◆ **The problem**: The data below needs to be returned exactly, line for line.

◆ **Records for the task**:
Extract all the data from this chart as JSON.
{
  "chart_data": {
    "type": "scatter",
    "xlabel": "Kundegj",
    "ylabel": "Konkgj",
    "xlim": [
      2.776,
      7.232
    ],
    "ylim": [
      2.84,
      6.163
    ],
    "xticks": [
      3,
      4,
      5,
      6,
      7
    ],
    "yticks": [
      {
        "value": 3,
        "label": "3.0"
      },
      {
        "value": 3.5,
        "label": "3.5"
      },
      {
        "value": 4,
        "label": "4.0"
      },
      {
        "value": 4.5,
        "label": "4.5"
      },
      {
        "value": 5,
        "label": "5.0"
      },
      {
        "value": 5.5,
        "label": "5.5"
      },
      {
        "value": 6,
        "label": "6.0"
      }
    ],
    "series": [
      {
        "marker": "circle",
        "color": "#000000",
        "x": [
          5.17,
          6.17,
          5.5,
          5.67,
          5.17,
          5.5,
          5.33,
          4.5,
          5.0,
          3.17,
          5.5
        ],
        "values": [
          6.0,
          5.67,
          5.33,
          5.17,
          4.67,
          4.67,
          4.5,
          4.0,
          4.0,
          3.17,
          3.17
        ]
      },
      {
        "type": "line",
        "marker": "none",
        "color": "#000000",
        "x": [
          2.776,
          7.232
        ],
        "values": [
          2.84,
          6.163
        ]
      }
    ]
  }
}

◆ **The reply**:
Extract all the data from this chart as JSON.
{
  "chart_data": {
    "type": "scatter",
    "xlabel": "Kundegj",
    "ylabel": "Konkgj",
    "xlim": [
      2.776,
      7.232
    ],
    "ylim": [
      2.84,
      6.163
    ],
    "xticks": [
      3,
      4,
      5,
      6,
      7
    ],
    "yticks": [
      {
        "value": 3,
        "label": "3.0"
      },
      {
        "value": 3.5,
        "label": "3.5"
      },
      {
        "value": 4,
        "label": "4.0"
      },
      {
        "value": 4.5,
        "label": "4.5"
      },
      {
        "value": 5,
        "label": "5.0"
      },
      {
        "value": 5.5,
        "label": "5.5"
      },
      {
        "value": 6,
        "label": "6.0"
      }
    ],
    "series": [
      {
        "marker": "circle",
        "color": "#000000",
        "x": [
          5.17,
          6.17,
          5.5,
          5.67,
          5.17,
          5.5,
          5.33,
          4.5,
          5.0,
          3.17,
          5.5
        ],
        "values": [
          6.0,
          5.67,
          5.33,
          5.17,
          4.67,
          4.67,
          4.5,
          4.0,
          4.0,
          3.17,
          3.17
        ]
      },
      {
        "type": "line",
        "marker": "none",
        "color": "#000000",
        "x": [
          2.776,
          7.232
        ],
        "values": [
          2.84,
          6.163
        ]
      }
    ]
  }
}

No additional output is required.